:: Provided entries

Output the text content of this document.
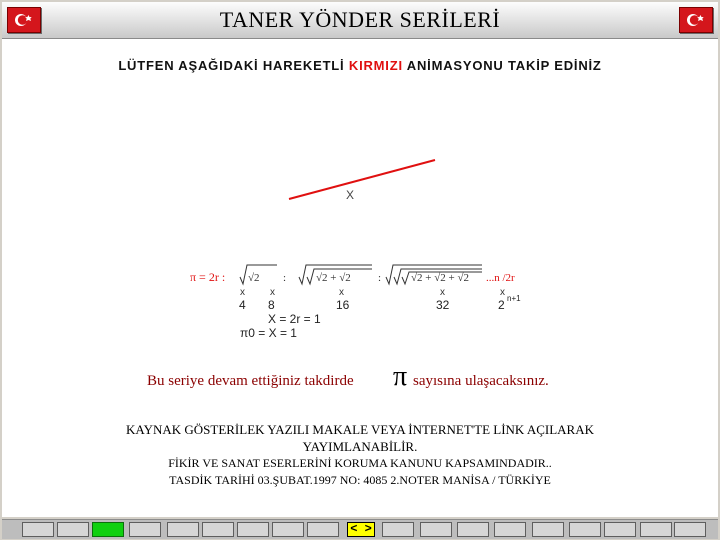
TANER YÖNDER SERİLERİ
LÜTFEN AŞAĞIDAKİ HAREKETLİ KIRMIZI ANİMASYONU TAKİP EDİNİZ
X
π = 2r : √2 :	√2 + √2 :	√2 + √2 + √2 ...n /2r
x	x	x	x	x
4 8	16	32	2 n+1
X = 2r = 1
π0 = X = 1
Bu seriye devam ettiğiniz takdirde π sayısına ulaşacaksınız.
KAYNAK GÖSTERİLEK YAZILI MAKALE VEYA İNTERNET'TE LİNK AÇILARAK
YAYIMLANABİLİR.
FİKİR VE SANAT ESERLERİNİ KORUMA KANUNU KAPSAMINDADIR..
TASDİK TARİHİ 03.ŞUBAT.1997 NO: 4085 2.NOTER MANİSA / TÜRKİYE
< >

::::

Goal of the exercise
All records must be output exactly as they are, except for the pictures, which are left out.

Exercise response
Output the text content of this document.
TANER YÖNDER SERİLERİ
LÜTFEN AŞAĞIDAKİ HAREKETLİ KIRMIZI ANİMASYONU TAKİP EDİNİZ
X
π = 2r : √2 :	√2 + √2 :	√2 + √2 + √2 ...n /2r
x	x	x	x	x
4 8	16	32	2 n+1
X = 2r = 1
π0 = X = 1
Bu seriye devam ettiğiniz takdirde π sayısına ulaşacaksınız.
KAYNAK GÖSTERİLEK YAZILI MAKALE VEYA İNTERNET'TE LİNK AÇILARAK
YAYIMLANABİLİR.
FİKİR VE SANAT ESERLERİNİ KORUMA KANUNU KAPSAMINDADIR..
TASDİK TARİHİ 03.ŞUBAT.1997 NO: 4085 2.NOTER MANİSA / TÜRKİYE
< >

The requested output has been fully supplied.